== WHAT IS ASKED ==
Check every line of the data below for the string "Habits", and copy the ones that hold it.

== SUPPLIED ENTRIES ==
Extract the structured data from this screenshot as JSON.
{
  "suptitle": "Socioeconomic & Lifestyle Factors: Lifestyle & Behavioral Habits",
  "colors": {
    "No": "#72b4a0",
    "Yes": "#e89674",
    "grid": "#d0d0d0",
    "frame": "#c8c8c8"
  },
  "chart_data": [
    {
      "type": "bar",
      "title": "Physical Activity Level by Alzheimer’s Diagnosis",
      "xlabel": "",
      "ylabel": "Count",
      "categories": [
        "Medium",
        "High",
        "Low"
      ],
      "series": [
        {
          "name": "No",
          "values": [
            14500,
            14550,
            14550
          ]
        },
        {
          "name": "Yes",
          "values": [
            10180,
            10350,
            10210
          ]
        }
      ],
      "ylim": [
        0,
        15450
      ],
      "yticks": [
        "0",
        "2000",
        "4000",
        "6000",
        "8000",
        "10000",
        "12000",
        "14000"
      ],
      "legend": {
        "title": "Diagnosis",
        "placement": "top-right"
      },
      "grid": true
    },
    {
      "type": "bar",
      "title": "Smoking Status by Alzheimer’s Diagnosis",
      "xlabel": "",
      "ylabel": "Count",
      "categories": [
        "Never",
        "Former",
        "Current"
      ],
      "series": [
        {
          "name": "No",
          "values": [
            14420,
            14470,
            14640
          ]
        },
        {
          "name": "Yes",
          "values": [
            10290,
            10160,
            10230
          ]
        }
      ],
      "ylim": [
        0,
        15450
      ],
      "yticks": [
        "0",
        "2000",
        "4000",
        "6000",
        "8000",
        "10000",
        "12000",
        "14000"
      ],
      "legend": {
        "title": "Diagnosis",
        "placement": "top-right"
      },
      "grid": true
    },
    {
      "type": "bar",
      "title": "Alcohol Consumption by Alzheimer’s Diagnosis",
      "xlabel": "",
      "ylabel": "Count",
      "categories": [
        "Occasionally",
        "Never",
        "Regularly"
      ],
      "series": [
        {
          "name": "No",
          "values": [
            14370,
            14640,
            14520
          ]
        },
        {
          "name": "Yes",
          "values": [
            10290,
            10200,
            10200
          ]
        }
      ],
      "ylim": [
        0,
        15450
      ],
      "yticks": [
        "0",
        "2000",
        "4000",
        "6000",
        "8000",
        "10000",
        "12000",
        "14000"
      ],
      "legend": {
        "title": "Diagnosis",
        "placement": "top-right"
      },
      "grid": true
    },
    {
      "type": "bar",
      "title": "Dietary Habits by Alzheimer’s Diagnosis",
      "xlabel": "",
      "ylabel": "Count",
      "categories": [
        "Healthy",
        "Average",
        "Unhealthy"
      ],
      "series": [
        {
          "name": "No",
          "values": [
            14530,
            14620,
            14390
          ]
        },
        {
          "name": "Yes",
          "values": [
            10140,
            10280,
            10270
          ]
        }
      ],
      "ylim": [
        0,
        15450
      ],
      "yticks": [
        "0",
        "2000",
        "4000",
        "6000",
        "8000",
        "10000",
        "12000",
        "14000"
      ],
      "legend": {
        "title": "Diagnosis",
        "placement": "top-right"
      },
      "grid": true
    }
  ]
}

== TASK ANSWER ==
  "suptitle": "Socioeconomic & Lifestyle Factors: Lifestyle & Behavioral Habits",
      "title": "Dietary Habits by Alzheimer’s Diagnosis",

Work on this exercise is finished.